(Work to do):
Copy the PHP forum thread below, word for word, from "Posted: Sat Nov 19, 2005 3:38" to "if (!isset($_GET['page']))".

(Document excerpt):
Posted: Sat Nov 19, 2005 3:35 am
by jaylin
i m very new to php. now i test about parameter. This is my code.

Code: Select all

if (!$_GET['page'])
{
    $page = 1;
} ELSE
{
    $page = $_GET['page'];
}
for the first (no paramert) i got the error :
Notice: Undefined index: page in c:\Inetpub\wwwroot\test.php on line 27

this works fine if there is paramerter (page).

How can i solve that?
regards,

Posted: Sat Nov 19, 2005 3:38 am
by m3mn0n
isset() funtion in the if statement

Posted: Sat Nov 19, 2005 4:54 am
by php3ch0

Code: Select all

if (!isset($_GET['page'])) 
{ 
    $page = 1; 
} ELSE 
{ 
    $page = $_GET['page']; 
}

Posted: Sat Nov 19, 2005 6:44 am
by twigletmac
You can even shorten the code a bit by using the ternary operator:

Code: Select all

$page = (isset($_GET['page'])) ? $_GET['page'] : 1;
Mac

Posted: Sat Nov 19, 2005 4:44 pm
by John Cartwright
Might want to check if anything exists in the variable, not if the variable exists.. as well as checking if it is numeric or not, which it should be

Code: Select all

$page = (!empty($_GET['page']) && is_numeric($_GET['page'])) ? $_GET['page'] : 1;

(Supplied material):
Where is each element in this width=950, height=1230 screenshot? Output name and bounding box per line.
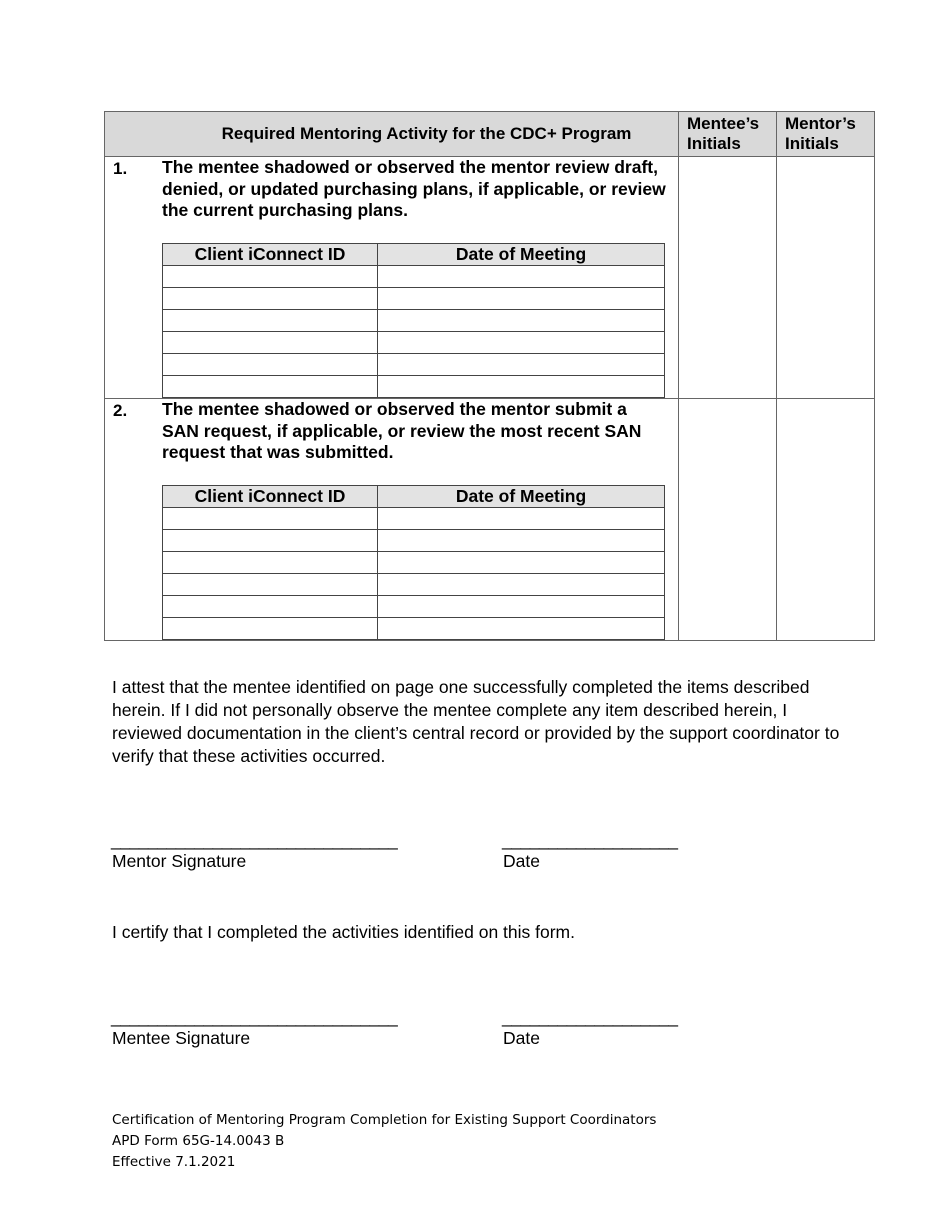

(Complete response):
Posted: Sat Nov 19, 2005 3:38 am
by m3mn0n
isset() funtion in the if statement

Posted: Sat Nov 19, 2005 4:54 am
by php3ch0

Code: Select all

if (!isset($_GET['page']))